Dataset records:
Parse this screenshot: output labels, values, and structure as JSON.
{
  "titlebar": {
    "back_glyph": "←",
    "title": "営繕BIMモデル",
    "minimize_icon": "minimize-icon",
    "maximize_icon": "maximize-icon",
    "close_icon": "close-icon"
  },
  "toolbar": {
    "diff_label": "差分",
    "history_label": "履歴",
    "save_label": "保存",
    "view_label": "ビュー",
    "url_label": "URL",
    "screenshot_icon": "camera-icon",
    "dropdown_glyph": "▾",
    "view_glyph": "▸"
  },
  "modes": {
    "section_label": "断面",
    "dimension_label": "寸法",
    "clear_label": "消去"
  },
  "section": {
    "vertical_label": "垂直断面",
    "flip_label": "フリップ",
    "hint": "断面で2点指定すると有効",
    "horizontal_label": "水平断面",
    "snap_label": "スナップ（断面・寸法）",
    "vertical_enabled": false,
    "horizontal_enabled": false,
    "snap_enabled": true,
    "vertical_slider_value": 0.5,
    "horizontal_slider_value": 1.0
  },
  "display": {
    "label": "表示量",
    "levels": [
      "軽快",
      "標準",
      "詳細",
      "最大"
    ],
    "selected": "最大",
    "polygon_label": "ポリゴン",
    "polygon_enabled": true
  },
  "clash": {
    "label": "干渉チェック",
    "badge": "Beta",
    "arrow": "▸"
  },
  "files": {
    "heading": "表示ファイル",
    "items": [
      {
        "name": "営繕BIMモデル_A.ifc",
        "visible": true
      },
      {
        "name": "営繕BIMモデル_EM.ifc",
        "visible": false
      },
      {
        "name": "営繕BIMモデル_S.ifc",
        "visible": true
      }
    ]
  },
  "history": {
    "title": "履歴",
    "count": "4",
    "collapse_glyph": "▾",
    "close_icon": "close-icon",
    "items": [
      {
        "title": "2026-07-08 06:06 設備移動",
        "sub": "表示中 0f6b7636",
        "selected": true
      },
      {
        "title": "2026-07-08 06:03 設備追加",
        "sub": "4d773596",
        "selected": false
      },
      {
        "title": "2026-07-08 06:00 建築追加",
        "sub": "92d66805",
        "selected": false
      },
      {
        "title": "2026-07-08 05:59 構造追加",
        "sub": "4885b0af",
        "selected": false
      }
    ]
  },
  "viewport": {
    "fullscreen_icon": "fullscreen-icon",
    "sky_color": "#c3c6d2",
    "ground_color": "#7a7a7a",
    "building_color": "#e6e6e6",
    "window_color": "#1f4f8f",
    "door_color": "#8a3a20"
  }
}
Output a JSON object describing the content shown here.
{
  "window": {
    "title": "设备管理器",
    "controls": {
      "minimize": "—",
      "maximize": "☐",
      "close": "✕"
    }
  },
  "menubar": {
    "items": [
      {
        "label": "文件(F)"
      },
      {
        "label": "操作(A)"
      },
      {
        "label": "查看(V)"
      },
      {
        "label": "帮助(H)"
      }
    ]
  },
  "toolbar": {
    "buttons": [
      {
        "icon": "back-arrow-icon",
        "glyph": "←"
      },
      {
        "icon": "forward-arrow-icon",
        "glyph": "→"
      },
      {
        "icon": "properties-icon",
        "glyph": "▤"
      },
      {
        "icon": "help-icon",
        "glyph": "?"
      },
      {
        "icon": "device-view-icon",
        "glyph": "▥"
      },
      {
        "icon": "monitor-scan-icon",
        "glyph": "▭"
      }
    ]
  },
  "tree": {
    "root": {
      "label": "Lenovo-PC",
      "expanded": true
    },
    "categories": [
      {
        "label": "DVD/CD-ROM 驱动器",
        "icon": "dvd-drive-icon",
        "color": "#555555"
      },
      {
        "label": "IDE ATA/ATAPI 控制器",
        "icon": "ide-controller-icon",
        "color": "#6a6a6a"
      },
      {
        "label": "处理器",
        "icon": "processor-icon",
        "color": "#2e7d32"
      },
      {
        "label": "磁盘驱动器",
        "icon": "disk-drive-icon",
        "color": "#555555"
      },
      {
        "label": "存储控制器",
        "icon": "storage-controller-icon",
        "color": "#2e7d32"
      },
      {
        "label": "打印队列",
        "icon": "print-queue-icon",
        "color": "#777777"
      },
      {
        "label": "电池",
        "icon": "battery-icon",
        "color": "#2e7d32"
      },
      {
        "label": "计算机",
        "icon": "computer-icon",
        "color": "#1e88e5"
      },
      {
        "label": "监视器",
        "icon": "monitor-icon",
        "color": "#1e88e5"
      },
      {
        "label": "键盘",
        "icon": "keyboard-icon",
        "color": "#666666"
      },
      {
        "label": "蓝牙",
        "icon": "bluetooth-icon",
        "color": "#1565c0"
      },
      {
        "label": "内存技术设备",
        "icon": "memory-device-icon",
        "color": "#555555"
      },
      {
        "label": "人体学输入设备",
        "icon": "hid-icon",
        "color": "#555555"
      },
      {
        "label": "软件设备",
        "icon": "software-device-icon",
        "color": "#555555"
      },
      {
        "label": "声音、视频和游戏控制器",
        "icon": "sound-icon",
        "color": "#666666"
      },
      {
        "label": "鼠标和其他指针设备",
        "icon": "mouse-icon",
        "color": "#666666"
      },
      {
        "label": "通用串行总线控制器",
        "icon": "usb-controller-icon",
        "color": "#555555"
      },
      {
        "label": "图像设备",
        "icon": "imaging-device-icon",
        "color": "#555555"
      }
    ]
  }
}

• _What to do_
Gather each line in the data that holds the string "monitor".

• _Exercise output_
        "icon": "monitor-scan-icon",
        "icon": "monitor-icon",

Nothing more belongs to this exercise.